Data records:
──────
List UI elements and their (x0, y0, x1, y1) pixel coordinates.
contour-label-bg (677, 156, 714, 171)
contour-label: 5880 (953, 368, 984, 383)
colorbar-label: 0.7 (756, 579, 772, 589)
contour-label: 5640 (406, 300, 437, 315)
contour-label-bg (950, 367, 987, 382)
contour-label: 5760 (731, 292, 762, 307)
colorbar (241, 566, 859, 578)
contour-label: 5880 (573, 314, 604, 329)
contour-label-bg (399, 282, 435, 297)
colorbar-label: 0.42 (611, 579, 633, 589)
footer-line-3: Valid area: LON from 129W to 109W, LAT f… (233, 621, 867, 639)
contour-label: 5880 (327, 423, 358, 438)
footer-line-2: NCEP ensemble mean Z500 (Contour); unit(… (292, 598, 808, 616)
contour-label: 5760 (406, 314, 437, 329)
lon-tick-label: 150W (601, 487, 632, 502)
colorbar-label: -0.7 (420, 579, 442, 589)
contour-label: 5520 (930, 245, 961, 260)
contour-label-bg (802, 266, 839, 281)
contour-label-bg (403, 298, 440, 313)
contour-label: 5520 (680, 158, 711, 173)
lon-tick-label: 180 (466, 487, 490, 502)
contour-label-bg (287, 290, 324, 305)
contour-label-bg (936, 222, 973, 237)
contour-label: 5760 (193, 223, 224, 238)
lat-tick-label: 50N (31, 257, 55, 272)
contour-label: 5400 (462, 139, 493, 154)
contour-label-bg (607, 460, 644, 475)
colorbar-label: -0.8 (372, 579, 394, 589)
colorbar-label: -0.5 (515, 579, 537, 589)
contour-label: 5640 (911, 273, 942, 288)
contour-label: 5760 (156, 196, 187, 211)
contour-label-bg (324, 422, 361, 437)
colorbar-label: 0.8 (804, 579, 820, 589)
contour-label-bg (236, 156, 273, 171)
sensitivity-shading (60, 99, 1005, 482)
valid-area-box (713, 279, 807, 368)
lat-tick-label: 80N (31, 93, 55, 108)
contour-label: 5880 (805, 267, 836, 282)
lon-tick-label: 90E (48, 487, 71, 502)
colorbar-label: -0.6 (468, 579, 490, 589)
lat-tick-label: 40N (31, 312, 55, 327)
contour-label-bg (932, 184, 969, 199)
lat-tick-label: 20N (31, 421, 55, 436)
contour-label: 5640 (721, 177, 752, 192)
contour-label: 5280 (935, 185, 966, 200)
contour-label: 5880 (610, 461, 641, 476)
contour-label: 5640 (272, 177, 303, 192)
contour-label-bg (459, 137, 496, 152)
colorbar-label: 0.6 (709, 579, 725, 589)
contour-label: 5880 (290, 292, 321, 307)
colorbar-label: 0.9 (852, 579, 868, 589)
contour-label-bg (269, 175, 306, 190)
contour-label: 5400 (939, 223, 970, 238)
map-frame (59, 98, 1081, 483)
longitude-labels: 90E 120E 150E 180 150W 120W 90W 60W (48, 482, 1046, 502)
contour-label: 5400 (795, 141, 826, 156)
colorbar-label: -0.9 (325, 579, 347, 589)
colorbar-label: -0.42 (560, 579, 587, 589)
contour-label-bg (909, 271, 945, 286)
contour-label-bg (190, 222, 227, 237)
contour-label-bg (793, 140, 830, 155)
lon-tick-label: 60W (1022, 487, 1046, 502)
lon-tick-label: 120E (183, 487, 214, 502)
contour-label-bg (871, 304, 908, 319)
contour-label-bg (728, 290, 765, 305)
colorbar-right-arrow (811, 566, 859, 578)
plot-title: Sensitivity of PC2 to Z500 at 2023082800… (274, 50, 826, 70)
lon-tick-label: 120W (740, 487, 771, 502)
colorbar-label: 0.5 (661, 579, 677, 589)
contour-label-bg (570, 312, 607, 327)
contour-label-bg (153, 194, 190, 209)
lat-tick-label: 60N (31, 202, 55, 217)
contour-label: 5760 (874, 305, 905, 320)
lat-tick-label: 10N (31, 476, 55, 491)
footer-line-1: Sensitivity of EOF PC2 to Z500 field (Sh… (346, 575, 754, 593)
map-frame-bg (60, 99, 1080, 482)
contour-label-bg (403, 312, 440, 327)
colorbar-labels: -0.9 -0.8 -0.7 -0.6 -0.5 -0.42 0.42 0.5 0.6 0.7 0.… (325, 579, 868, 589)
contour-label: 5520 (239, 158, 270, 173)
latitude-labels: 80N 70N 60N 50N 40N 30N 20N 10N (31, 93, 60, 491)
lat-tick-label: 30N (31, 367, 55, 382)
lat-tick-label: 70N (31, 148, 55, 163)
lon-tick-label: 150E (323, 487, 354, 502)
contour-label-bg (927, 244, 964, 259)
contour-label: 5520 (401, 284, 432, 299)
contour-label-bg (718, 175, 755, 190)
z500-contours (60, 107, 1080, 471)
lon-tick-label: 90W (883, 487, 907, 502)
──────
## EXERCISE DESCRIPTION
Reproduce every line of the listing above verbatim.

## TASK ANSWER
List UI elements and their (x0, y0, x1, y1) pixel coordinates.
contour-label-bg (677, 156, 714, 171)
contour-label: 5880 (953, 368, 984, 383)
colorbar-label: 0.7 (756, 579, 772, 589)
contour-label: 5640 (406, 300, 437, 315)
contour-label-bg (950, 367, 987, 382)
contour-label: 5760 (731, 292, 762, 307)
colorbar (241, 566, 859, 578)
contour-label: 5880 (573, 314, 604, 329)
contour-label-bg (399, 282, 435, 297)
colorbar-label: 0.42 (611, 579, 633, 589)
footer-line-3: Valid area: LON from 129W to 109W, LAT f… (233, 621, 867, 639)
contour-label: 5880 (327, 423, 358, 438)
footer-line-2: NCEP ensemble mean Z500 (Contour); unit(… (292, 598, 808, 616)
contour-label: 5760 (406, 314, 437, 329)
lon-tick-label: 150W (601, 487, 632, 502)
colorbar-label: -0.7 (420, 579, 442, 589)
contour-label: 5520 (930, 245, 961, 260)
contour-label-bg (802, 266, 839, 281)
contour-label-bg (403, 298, 440, 313)
contour-label: 5520 (680, 158, 711, 173)
lon-tick-label: 180 (466, 487, 490, 502)
contour-label-bg (287, 290, 324, 305)
contour-label-bg (936, 222, 973, 237)
contour-label: 5760 (193, 223, 224, 238)
lat-tick-label: 50N (31, 257, 55, 272)
contour-label: 5400 (462, 139, 493, 154)
contour-label-bg (607, 460, 644, 475)
colorbar-label: -0.8 (372, 579, 394, 589)
colorbar-label: -0.5 (515, 579, 537, 589)
contour-label: 5640 (911, 273, 942, 288)
contour-label: 5760 (156, 196, 187, 211)
contour-label-bg (324, 422, 361, 437)
colorbar-label: 0.8 (804, 579, 820, 589)
contour-label-bg (236, 156, 273, 171)
sensitivity-shading (60, 99, 1005, 482)
valid-area-box (713, 279, 807, 368)
lat-tick-label: 80N (31, 93, 55, 108)
contour-label: 5880 (805, 267, 836, 282)
lon-tick-label: 90E (48, 487, 71, 502)
colorbar-label: -0.6 (468, 579, 490, 589)
lat-tick-label: 40N (31, 312, 55, 327)
contour-label-bg (932, 184, 969, 199)
lat-tick-label: 20N (31, 421, 55, 436)
contour-label: 5640 (721, 177, 752, 192)
contour-label: 5280 (935, 185, 966, 200)
contour-label: 5880 (610, 461, 641, 476)
contour-label: 5640 (272, 177, 303, 192)
contour-label-bg (459, 137, 496, 152)
colorbar-label: 0.6 (709, 579, 725, 589)
contour-label: 5880 (290, 292, 321, 307)
colorbar-label: 0.9 (852, 579, 868, 589)
contour-label-bg (269, 175, 306, 190)
contour-label: 5400 (939, 223, 970, 238)
map-frame (59, 98, 1081, 483)
longitude-labels: 90E 120E 150E 180 150W 120W 90W 60W (48, 482, 1046, 502)
contour-label: 5400 (795, 141, 826, 156)
colorbar-label: -0.9 (325, 579, 347, 589)
colorbar-label: -0.42 (560, 579, 587, 589)
contour-label-bg (909, 271, 945, 286)
contour-label-bg (190, 222, 227, 237)
contour-label-bg (793, 140, 830, 155)
lon-tick-label: 60W (1022, 487, 1046, 502)
lon-tick-label: 120E (183, 487, 214, 502)
contour-label-bg (871, 304, 908, 319)
contour-label-bg (728, 290, 765, 305)
colorbar-right-arrow (811, 566, 859, 578)
plot-title: Sensitivity of PC2 to Z500 at 2023082800… (274, 50, 826, 70)
lon-tick-label: 120W (740, 487, 771, 502)
colorbar-label: 0.5 (661, 579, 677, 589)
contour-label-bg (570, 312, 607, 327)
contour-label-bg (153, 194, 190, 209)
lat-tick-label: 60N (31, 202, 55, 217)
contour-label: 5760 (874, 305, 905, 320)
lat-tick-label: 10N (31, 476, 55, 491)
footer-line-1: Sensitivity of EOF PC2 to Z500 field (Sh… (346, 575, 754, 593)
map-frame-bg (60, 99, 1080, 482)
contour-label-bg (403, 312, 440, 327)
colorbar-labels: -0.9 -0.8 -0.7 -0.6 -0.5 -0.42 0.42 0.5 0.6 0.7 0.… (325, 579, 868, 589)
contour-label: 5520 (239, 158, 270, 173)
latitude-labels: 80N 70N 60N 50N 40N 30N 20N 10N (31, 93, 60, 491)
lat-tick-label: 30N (31, 367, 55, 382)
lat-tick-label: 70N (31, 148, 55, 163)
lon-tick-label: 150E (323, 487, 354, 502)
contour-label-bg (927, 244, 964, 259)
contour-label: 5520 (401, 284, 432, 299)
contour-label-bg (718, 175, 755, 190)
z500-contours (60, 107, 1080, 471)
lon-tick-label: 90W (883, 487, 907, 502)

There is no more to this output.